### To be done
Report, word for word, every line of the material that contains "time".

((

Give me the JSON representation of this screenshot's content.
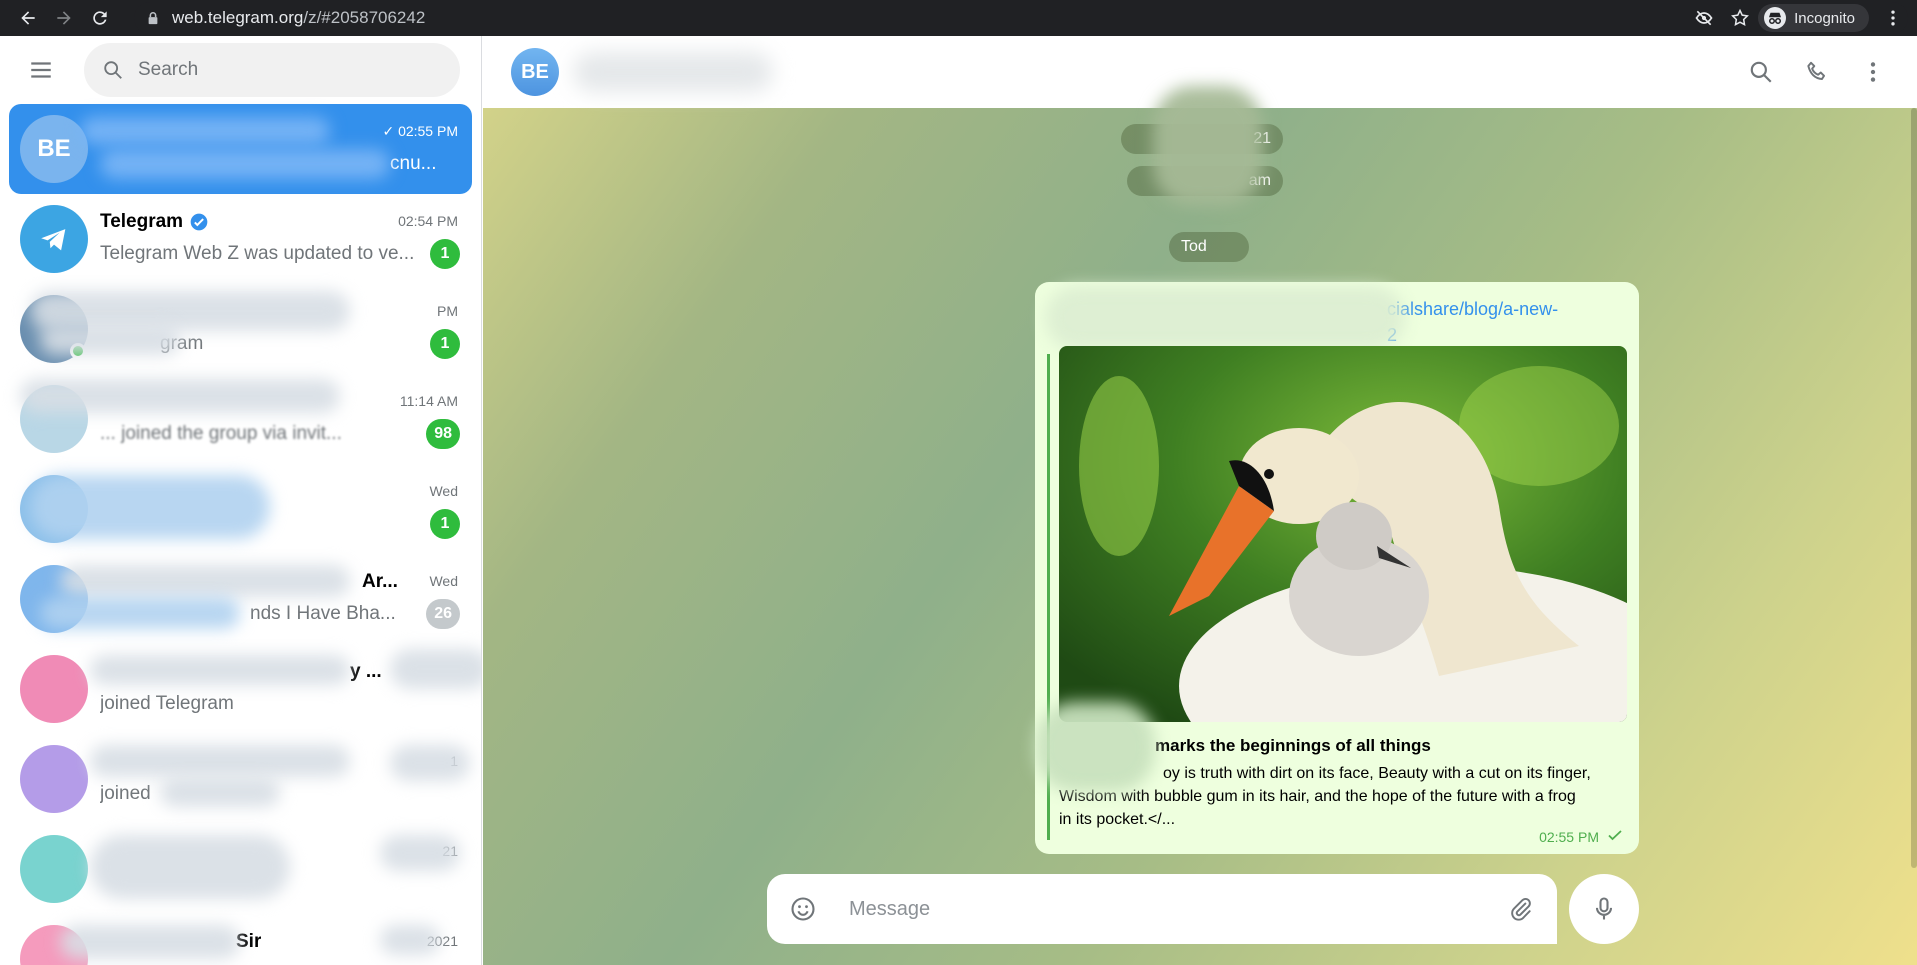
{
  "browser": {
    "url_host": "web.telegram.org",
    "url_path": "/z/#2058706242",
    "incognito_label": "Incognito"
  },
  "search": {
    "placeholder": "Search"
  },
  "chats": [
    {
      "initials": "BE",
      "title": "",
      "time": "02:55 PM",
      "preview": "cnu...",
      "active": true,
      "avatar_color": "#7ab4ee"
    },
    {
      "title": "Telegram",
      "time": "02:54 PM",
      "preview": "Telegram Web Z was updated to ve...",
      "badge": "1",
      "avatar_color": "#3ca5e3",
      "verified": true
    },
    {
      "title": "",
      "time": "PM",
      "preview": "gram",
      "badge": "1",
      "avatar_color": "#6a8fb0"
    },
    {
      "title": "",
      "time": "11:14 AM",
      "preview": "... joined the group via invit...",
      "badge": "98",
      "avatar_color": "#b9d7e6"
    },
    {
      "title": "",
      "time": "Wed",
      "preview": "",
      "badge": "1",
      "avatar_color": "#8cc0ea"
    },
    {
      "title": "Ar...",
      "time": "Wed",
      "preview": "nds I Have Bha...",
      "badge": "26",
      "badge_muted": true,
      "avatar_color": "#7fb6ec"
    },
    {
      "title": "y ...",
      "time": "",
      "preview": "joined Telegram",
      "avatar_color": "#f08bb6"
    },
    {
      "title": "",
      "time": "1",
      "preview": "joined",
      "avatar_color": "#b49ce8"
    },
    {
      "title": "",
      "time": "21",
      "preview": "",
      "avatar_color": "#79d3cf"
    },
    {
      "title": "Sir",
      "time": "2021",
      "preview": "",
      "avatar_color": "#f59bbd"
    }
  ],
  "header": {
    "initials": "BE"
  },
  "service": {
    "date1": "21",
    "joined": "am",
    "today": "Tod"
  },
  "message": {
    "link_line1": "cialshare/blog/a-new-",
    "link_line2": "2",
    "preview_title": "marks the beginnings of all things",
    "preview_desc_line1": "oy is truth with dirt on its face, Beauty with a cut on its finger,",
    "preview_desc_line2": "Wisdom with bubble gum in its hair, and the hope of the future with a frog",
    "preview_desc_line3": "in its pocket.</...",
    "time": "02:55 PM"
  },
  "composer": {
    "placeholder": "Message"
  }
}
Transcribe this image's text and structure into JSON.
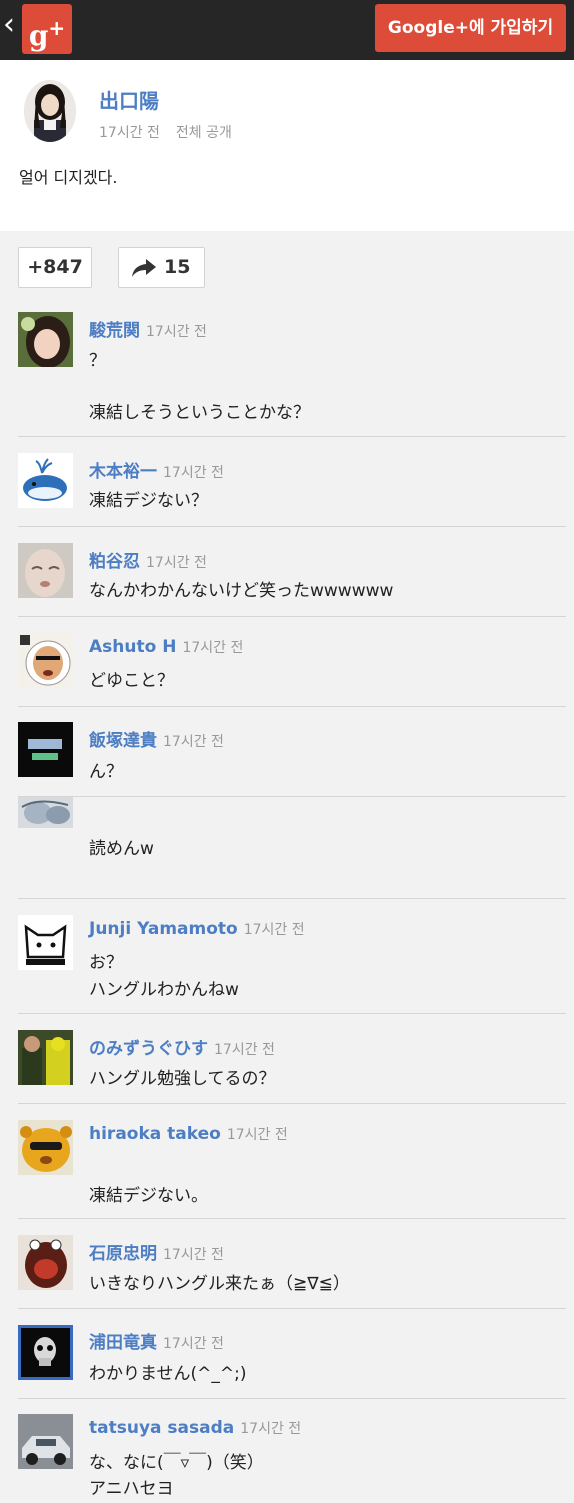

))

### Answer
      "time": "02:55 PM",
      "time": "02:54 PM",
      "time": "PM",
      "time": "11:14 AM",
      "time": "Wed",
      "time": "Wed",
      "time": "",
      "time": "1",
      "time": "21",
      "time": "2021",
    "time": "02:55 PM"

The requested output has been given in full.